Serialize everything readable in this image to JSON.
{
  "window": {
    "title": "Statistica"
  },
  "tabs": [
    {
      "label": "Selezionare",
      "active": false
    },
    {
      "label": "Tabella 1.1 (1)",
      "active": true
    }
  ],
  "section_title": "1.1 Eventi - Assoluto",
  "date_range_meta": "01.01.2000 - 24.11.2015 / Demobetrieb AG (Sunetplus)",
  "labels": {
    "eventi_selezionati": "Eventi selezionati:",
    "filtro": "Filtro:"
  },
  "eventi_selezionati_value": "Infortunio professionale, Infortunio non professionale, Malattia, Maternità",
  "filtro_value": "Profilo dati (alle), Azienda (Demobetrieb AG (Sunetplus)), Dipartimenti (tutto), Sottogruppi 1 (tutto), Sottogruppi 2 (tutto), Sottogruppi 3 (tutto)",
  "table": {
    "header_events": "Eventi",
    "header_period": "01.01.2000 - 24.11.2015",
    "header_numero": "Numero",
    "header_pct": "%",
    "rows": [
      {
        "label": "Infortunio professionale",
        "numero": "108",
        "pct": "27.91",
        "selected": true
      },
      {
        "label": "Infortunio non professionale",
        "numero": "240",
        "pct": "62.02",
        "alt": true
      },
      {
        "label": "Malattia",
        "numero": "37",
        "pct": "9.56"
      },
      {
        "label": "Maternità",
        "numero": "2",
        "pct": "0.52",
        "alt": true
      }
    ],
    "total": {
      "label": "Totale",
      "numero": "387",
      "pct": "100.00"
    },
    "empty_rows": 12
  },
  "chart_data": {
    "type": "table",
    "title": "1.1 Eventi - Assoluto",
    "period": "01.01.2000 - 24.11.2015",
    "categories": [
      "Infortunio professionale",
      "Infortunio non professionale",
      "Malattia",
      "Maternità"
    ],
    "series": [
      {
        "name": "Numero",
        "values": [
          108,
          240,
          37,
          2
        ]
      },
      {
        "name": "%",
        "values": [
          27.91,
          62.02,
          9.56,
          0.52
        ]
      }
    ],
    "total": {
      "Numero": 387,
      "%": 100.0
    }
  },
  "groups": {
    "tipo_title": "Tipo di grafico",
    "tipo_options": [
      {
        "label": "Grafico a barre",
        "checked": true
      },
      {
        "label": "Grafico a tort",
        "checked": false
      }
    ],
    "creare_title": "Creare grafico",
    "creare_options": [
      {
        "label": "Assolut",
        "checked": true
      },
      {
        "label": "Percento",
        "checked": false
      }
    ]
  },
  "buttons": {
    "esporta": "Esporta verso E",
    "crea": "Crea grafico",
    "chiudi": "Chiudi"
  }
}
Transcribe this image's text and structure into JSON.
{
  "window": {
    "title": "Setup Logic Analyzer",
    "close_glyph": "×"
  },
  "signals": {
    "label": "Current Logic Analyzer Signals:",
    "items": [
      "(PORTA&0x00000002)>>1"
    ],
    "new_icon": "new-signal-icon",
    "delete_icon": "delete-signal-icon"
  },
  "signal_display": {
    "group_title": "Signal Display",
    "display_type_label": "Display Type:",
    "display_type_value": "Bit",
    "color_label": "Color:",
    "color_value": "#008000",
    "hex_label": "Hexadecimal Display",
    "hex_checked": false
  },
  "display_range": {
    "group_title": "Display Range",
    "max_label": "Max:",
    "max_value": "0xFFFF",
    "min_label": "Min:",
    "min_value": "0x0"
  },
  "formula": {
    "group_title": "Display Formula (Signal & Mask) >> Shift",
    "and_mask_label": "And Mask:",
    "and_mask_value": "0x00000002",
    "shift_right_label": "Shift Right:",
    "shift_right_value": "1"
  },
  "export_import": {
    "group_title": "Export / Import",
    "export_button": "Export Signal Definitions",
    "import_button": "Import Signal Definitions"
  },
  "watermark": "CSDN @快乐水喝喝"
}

....

## DIRECTION
From the line containing "Transcribe this image's" down to the final line of the data, write out every line exactly; both the first and last of these belong in your answer, and nothing else does.

## RESPONSE
Transcribe this image's text and structure into JSON.
{
  "window": {
    "title": "Setup Logic Analyzer",
    "close_glyph": "×"
  },
  "signals": {
    "label": "Current Logic Analyzer Signals:",
    "items": [
      "(PORTA&0x00000002)>>1"
    ],
    "new_icon": "new-signal-icon",
    "delete_icon": "delete-signal-icon"
  },
  "signal_display": {
    "group_title": "Signal Display",
    "display_type_label": "Display Type:",
    "display_type_value": "Bit",
    "color_label": "Color:",
    "color_value": "#008000",
    "hex_label": "Hexadecimal Display",
    "hex_checked": false
  },
  "display_range": {
    "group_title": "Display Range",
    "max_label": "Max:",
    "max_value": "0xFFFF",
    "min_label": "Min:",
    "min_value": "0x0"
  },
  "formula": {
    "group_title": "Display Formula (Signal & Mask) >> Shift",
    "and_mask_label": "And Mask:",
    "and_mask_value": "0x00000002",
    "shift_right_label": "Shift Right:",
    "shift_right_value": "1"
  },
  "export_import": {
    "group_title": "Export / Import",
    "export_button": "Export Signal Definitions",
    "import_button": "Import Signal Definitions"
  },
  "watermark": "CSDN @快乐水喝喝"
}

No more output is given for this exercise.